Brief —
Images are not part of the copy; transcribe all the data exactly.

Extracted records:
+===+
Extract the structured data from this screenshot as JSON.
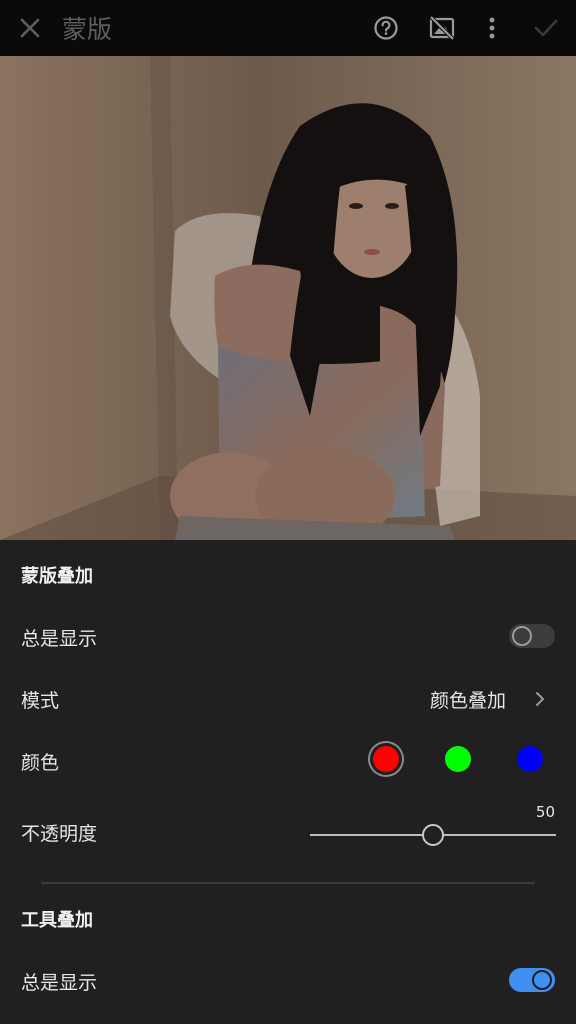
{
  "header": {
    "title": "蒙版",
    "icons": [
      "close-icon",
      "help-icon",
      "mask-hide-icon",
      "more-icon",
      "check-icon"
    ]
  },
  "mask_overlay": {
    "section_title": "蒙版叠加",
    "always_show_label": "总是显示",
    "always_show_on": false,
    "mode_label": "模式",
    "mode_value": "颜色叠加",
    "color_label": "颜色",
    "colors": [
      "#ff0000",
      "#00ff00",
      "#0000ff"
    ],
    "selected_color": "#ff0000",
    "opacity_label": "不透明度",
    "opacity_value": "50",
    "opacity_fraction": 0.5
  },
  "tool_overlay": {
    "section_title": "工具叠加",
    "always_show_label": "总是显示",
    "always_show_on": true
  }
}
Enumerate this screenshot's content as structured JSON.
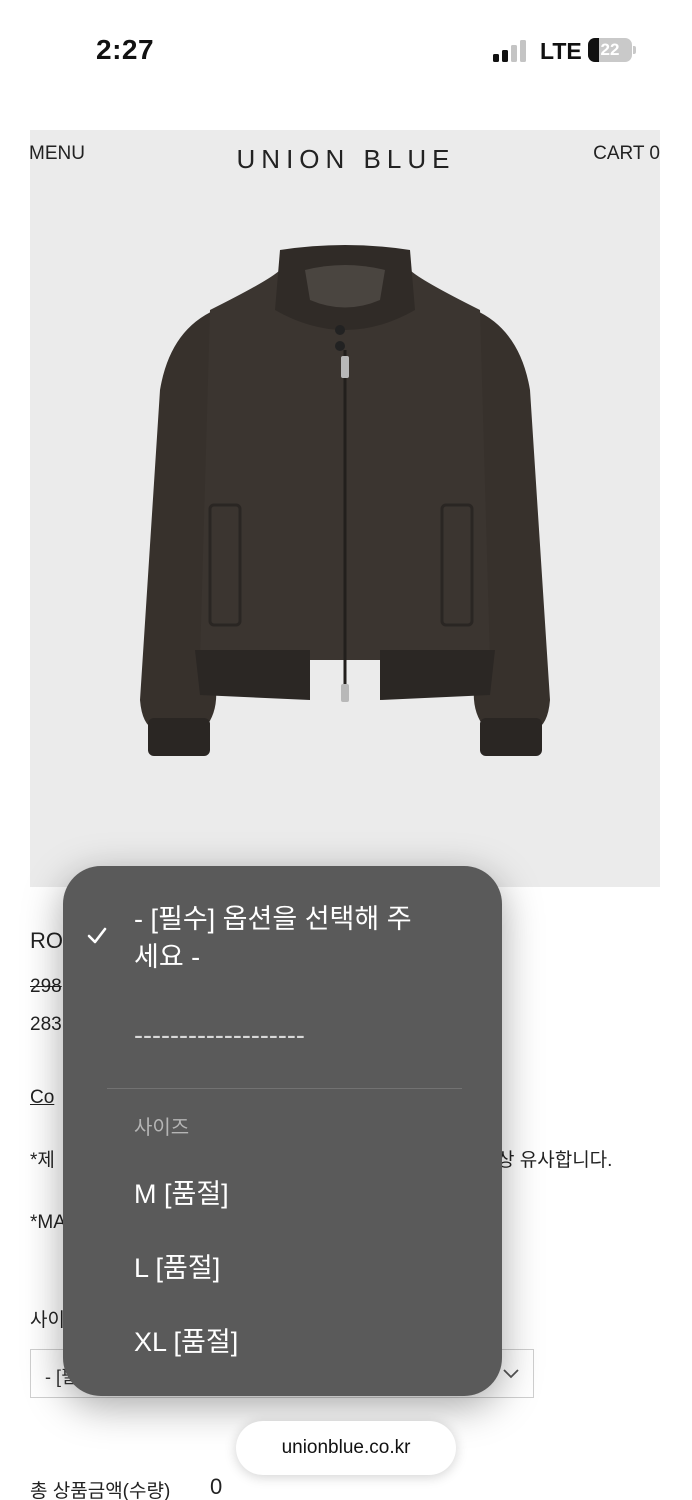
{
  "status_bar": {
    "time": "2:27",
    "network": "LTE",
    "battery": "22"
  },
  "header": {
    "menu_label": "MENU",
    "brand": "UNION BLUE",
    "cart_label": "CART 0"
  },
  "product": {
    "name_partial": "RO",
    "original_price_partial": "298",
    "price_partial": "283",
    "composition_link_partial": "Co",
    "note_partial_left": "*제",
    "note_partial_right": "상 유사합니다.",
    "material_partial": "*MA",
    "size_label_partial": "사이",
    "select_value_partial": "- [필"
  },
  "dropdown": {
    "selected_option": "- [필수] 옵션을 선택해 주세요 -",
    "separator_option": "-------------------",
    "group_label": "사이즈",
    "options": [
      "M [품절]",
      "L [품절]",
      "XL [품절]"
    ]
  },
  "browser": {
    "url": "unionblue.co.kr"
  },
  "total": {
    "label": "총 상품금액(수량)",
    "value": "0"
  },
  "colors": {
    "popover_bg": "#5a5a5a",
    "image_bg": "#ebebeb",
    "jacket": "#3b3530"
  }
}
+===+
Written response —
Extract the structured data from this screenshot as JSON.
{
  "header": {
    "title": "蒙版",
    "icons": [
      "close-icon",
      "help-icon",
      "mask-hide-icon",
      "more-icon",
      "check-icon"
    ]
  },
  "mask_overlay": {
    "section_title": "蒙版叠加",
    "always_show_label": "总是显示",
    "always_show_on": false,
    "mode_label": "模式",
    "mode_value": "颜色叠加",
    "color_label": "颜色",
    "colors": [
      "#ff0000",
      "#00ff00",
      "#0000ff"
    ],
    "selected_color": "#ff0000",
    "opacity_label": "不透明度",
    "opacity_value": "50",
    "opacity_fraction": 0.5
  },
  "tool_overlay": {
    "section_title": "工具叠加",
    "always_show_label": "总是显示",
    "always_show_on": true
  }
}
Enumerate this screenshot's content as structured JSON.
{
  "status_bar": {
    "time": "2:27",
    "network": "LTE",
    "battery": "22"
  },
  "header": {
    "menu_label": "MENU",
    "brand": "UNION BLUE",
    "cart_label": "CART 0"
  },
  "product": {
    "name_partial": "RO",
    "original_price_partial": "298",
    "price_partial": "283",
    "composition_link_partial": "Co",
    "note_partial_left": "*제",
    "note_partial_right": "상 유사합니다.",
    "material_partial": "*MA",
    "size_label_partial": "사이",
    "select_value_partial": "- [필"
  },
  "dropdown": {
    "selected_option": "- [필수] 옵션을 선택해 주세요 -",
    "separator_option": "-------------------",
    "group_label": "사이즈",
    "options": [
      "M [품절]",
      "L [품절]",
      "XL [품절]"
    ]
  },
  "browser": {
    "url": "unionblue.co.kr"
  },
  "total": {
    "label": "총 상품금액(수량)",
    "value": "0"
  },
  "colors": {
    "popover_bg": "#5a5a5a",
    "image_bg": "#ebebeb",
    "jacket": "#3b3530"
  }
}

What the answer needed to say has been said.